*** Given information

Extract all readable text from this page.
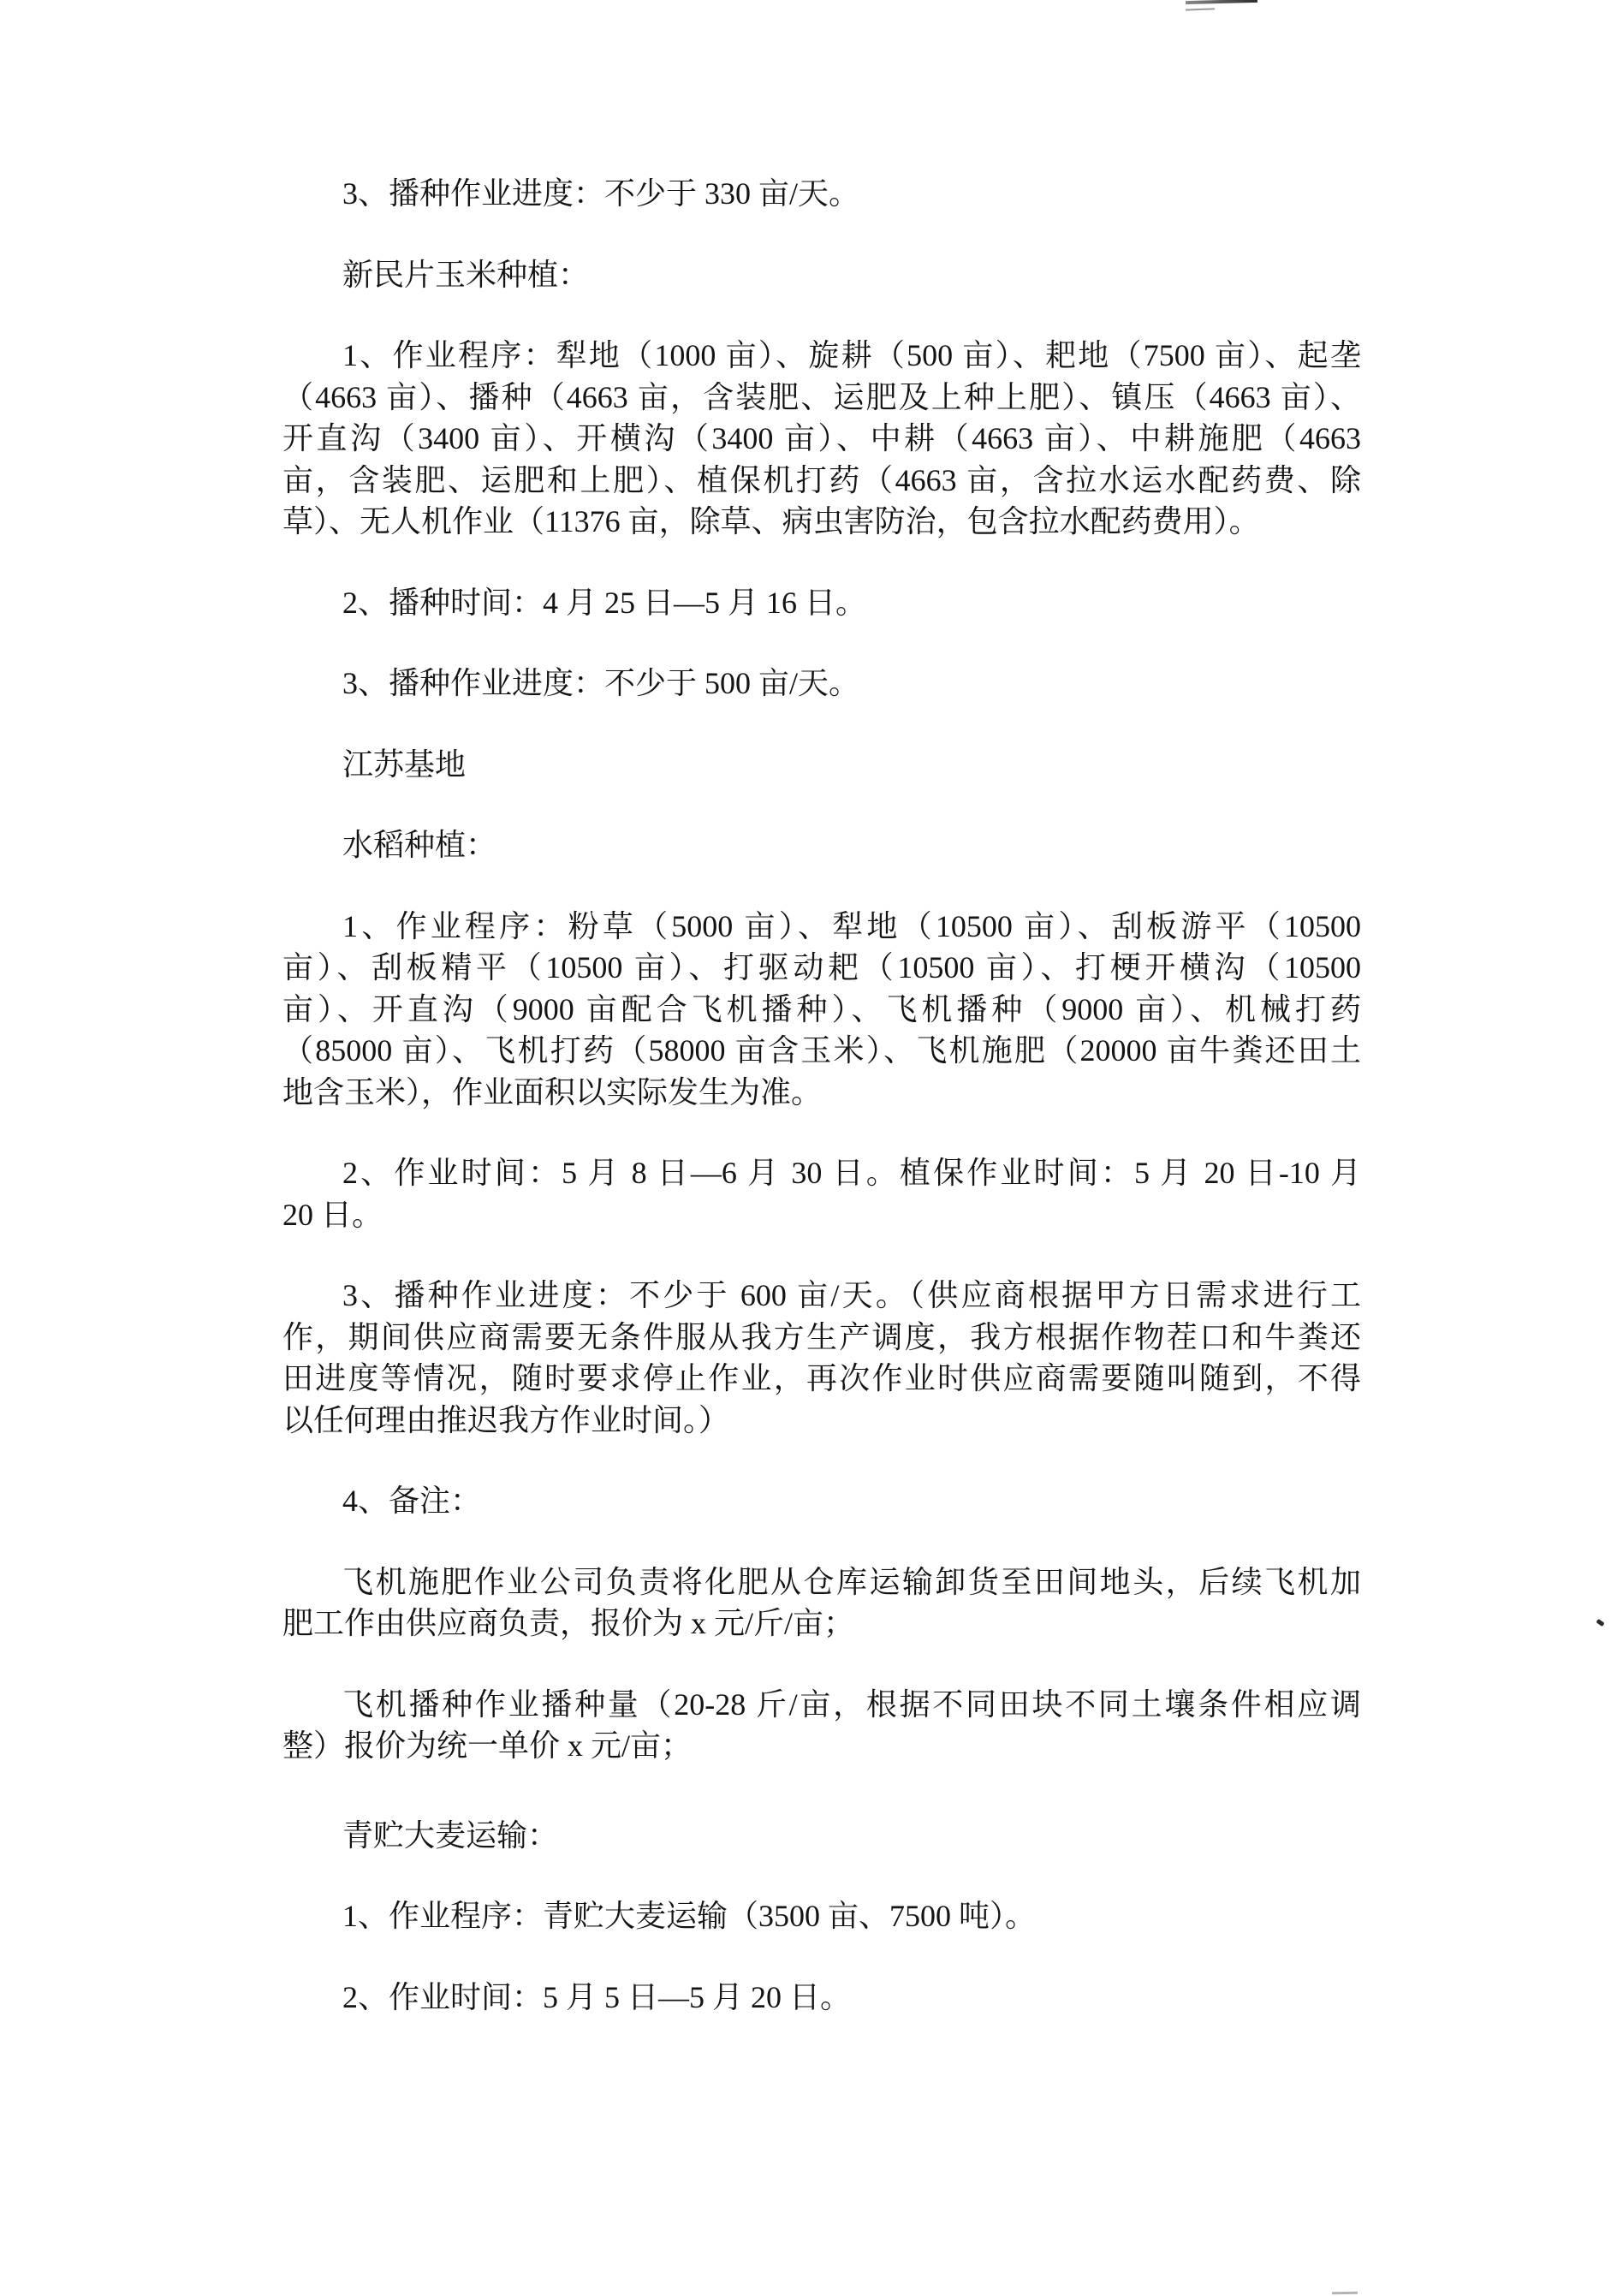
3、播种作业进度：不少于 330 亩/天。
新民片玉米种植：
1、作业程序：犁地（1000 亩）、旋耕（500 亩）、耙地（7500 亩）、起垄
（4663 亩）、播种（4663 亩，含装肥、运肥及上种上肥）、镇压（4663 亩）、
开直沟（3400 亩）、开横沟（3400 亩）、中耕（4663 亩）、中耕施肥（4663
亩，含装肥、运肥和上肥）、植保机打药（4663 亩，含拉水运水配药费、除
草）、无人机作业（11376 亩，除草、病虫害防治，包含拉水配药费用）。
2、播种时间：4 月 25 日—5 月 16 日。
3、播种作业进度：不少于 500 亩/天。
江苏基地
水稻种植：
1、作业程序：粉草（5000 亩）、犁地（10500 亩）、刮板游平（10500
亩）、刮板精平（10500 亩）、打驱动耙（10500 亩）、打梗开横沟（10500
亩）、开直沟（9000 亩配合飞机播种）、飞机播种（9000 亩）、机械打药
（85000 亩）、飞机打药（58000 亩含玉米）、飞机施肥（20000 亩牛粪还田土
地含玉米），作业面积以实际发生为准。
2、作业时间：5 月 8 日—6 月 30 日。植保作业时间：5 月 20 日-10 月
20 日。
3、播种作业进度：不少于 600 亩/天。（供应商根据甲方日需求进行工
作，期间供应商需要无条件服从我方生产调度，我方根据作物茬口和牛粪还
田进度等情况，随时要求停止作业，再次作业时供应商需要随叫随到，不得
以任何理由推迟我方作业时间。）
4、备注：
飞机施肥作业公司负责将化肥从仓库运输卸货至田间地头，后续飞机加
肥工作由供应商负责，报价为 x 元/斤/亩；
飞机播种作业播种量（20-28 斤/亩，根据不同田块不同土壤条件相应调
整）报价为统一单价 x 元/亩；
青贮大麦运输：
1、作业程序：青贮大麦运输（3500 亩、7500 吨）。
2、作业时间：5 月 5 日—5 月 20 日。
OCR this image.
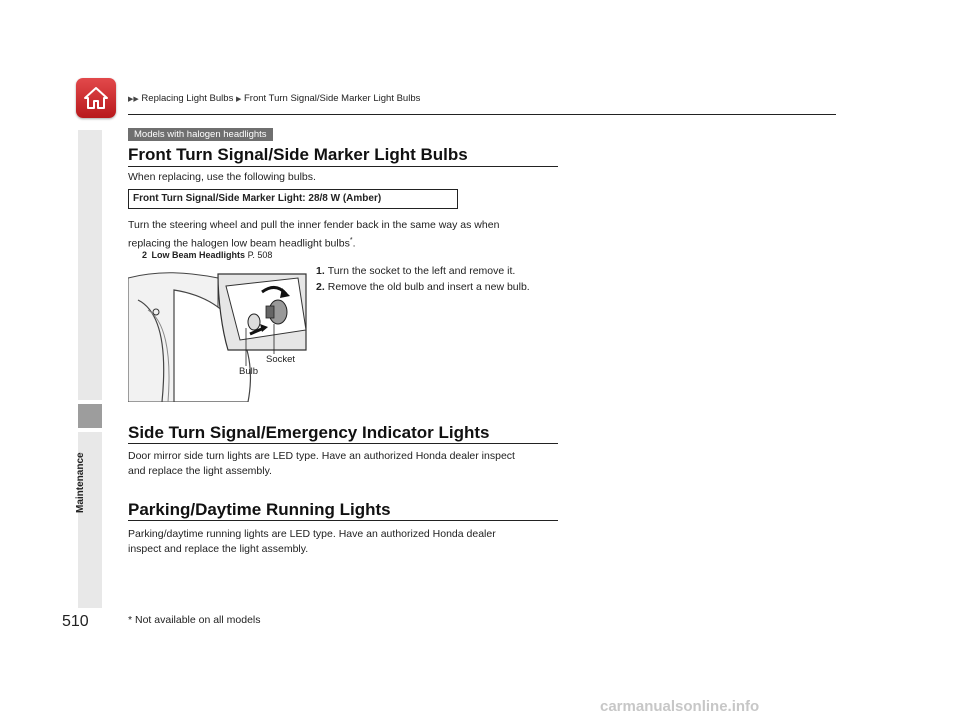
▶▶ Replacing Light Bulbs ▶ Front Turn Signal/Side Marker Light Bulbs
Maintenance
Models with halogen headlights
Front Turn Signal/Side Marker Light Bulbs
When replacing, use the following bulbs.
Front Turn Signal/Side Marker Light: 28/8 W (Amber)
Turn the steering wheel and pull the inner fender back in the same way as when
replacing the halogen low beam headlight bulbs*.
2 Low Beam Headlights P. 508
1. Turn the socket to the left and remove it.
2. Remove the old bulb and insert a new bulb.
Bulb
Socket
Side Turn Signal/Emergency Indicator Lights
Door mirror side turn lights are LED type. Have an authorized Honda dealer inspect
and replace the light assembly.
Parking/Daytime Running Lights
Parking/daytime running lights are LED type. Have an authorized Honda dealer
inspect and replace the light assembly.
510	* Not available on all models
carmanualsonline.info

******

What needs to be done - Pictures are excluded; copy every other part of the records exactly.

Correct output -
Extract all readable text from this page.
3、播种作业进度：不少于 330 亩/天。
新民片玉米种植：
1、作业程序：犁地（1000 亩）、旋耕（500 亩）、耙地（7500 亩）、起垄
（4663 亩）、播种（4663 亩，含装肥、运肥及上种上肥）、镇压（4663 亩）、
开直沟（3400 亩）、开横沟（3400 亩）、中耕（4663 亩）、中耕施肥（4663
亩，含装肥、运肥和上肥）、植保机打药（4663 亩，含拉水运水配药费、除
草）、无人机作业（11376 亩，除草、病虫害防治，包含拉水配药费用）。
2、播种时间：4 月 25 日—5 月 16 日。
3、播种作业进度：不少于 500 亩/天。
江苏基地
水稻种植：
1、作业程序：粉草（5000 亩）、犁地（10500 亩）、刮板游平（10500
亩）、刮板精平（10500 亩）、打驱动耙（10500 亩）、打梗开横沟（10500
亩）、开直沟（9000 亩配合飞机播种）、飞机播种（9000 亩）、机械打药
（85000 亩）、飞机打药（58000 亩含玉米）、飞机施肥（20000 亩牛粪还田土
地含玉米），作业面积以实际发生为准。
2、作业时间：5 月 8 日—6 月 30 日。植保作业时间：5 月 20 日-10 月
20 日。
3、播种作业进度：不少于 600 亩/天。（供应商根据甲方日需求进行工
作，期间供应商需要无条件服从我方生产调度，我方根据作物茬口和牛粪还
田进度等情况，随时要求停止作业，再次作业时供应商需要随叫随到，不得
以任何理由推迟我方作业时间。）
4、备注：
飞机施肥作业公司负责将化肥从仓库运输卸货至田间地头，后续飞机加
肥工作由供应商负责，报价为 x 元/斤/亩；
飞机播种作业播种量（20-28 斤/亩，根据不同田块不同土壤条件相应调
整）报价为统一单价 x 元/亩；
青贮大麦运输：
1、作业程序：青贮大麦运输（3500 亩、7500 吨）。
2、作业时间：5 月 5 日—5 月 20 日。
OCR this image.
▶▶ Replacing Light Bulbs ▶ Front Turn Signal/Side Marker Light Bulbs
Maintenance
Models with halogen headlights
Front Turn Signal/Side Marker Light Bulbs
When replacing, use the following bulbs.
Front Turn Signal/Side Marker Light: 28/8 W (Amber)
Turn the steering wheel and pull the inner fender back in the same way as when
replacing the halogen low beam headlight bulbs*.
2 Low Beam Headlights P. 508
1. Turn the socket to the left and remove it.
2. Remove the old bulb and insert a new bulb.
Bulb
Socket
Side Turn Signal/Emergency Indicator Lights
Door mirror side turn lights are LED type. Have an authorized Honda dealer inspect
and replace the light assembly.
Parking/Daytime Running Lights
Parking/daytime running lights are LED type. Have an authorized Honda dealer
inspect and replace the light assembly.
510	* Not available on all models
carmanualsonline.info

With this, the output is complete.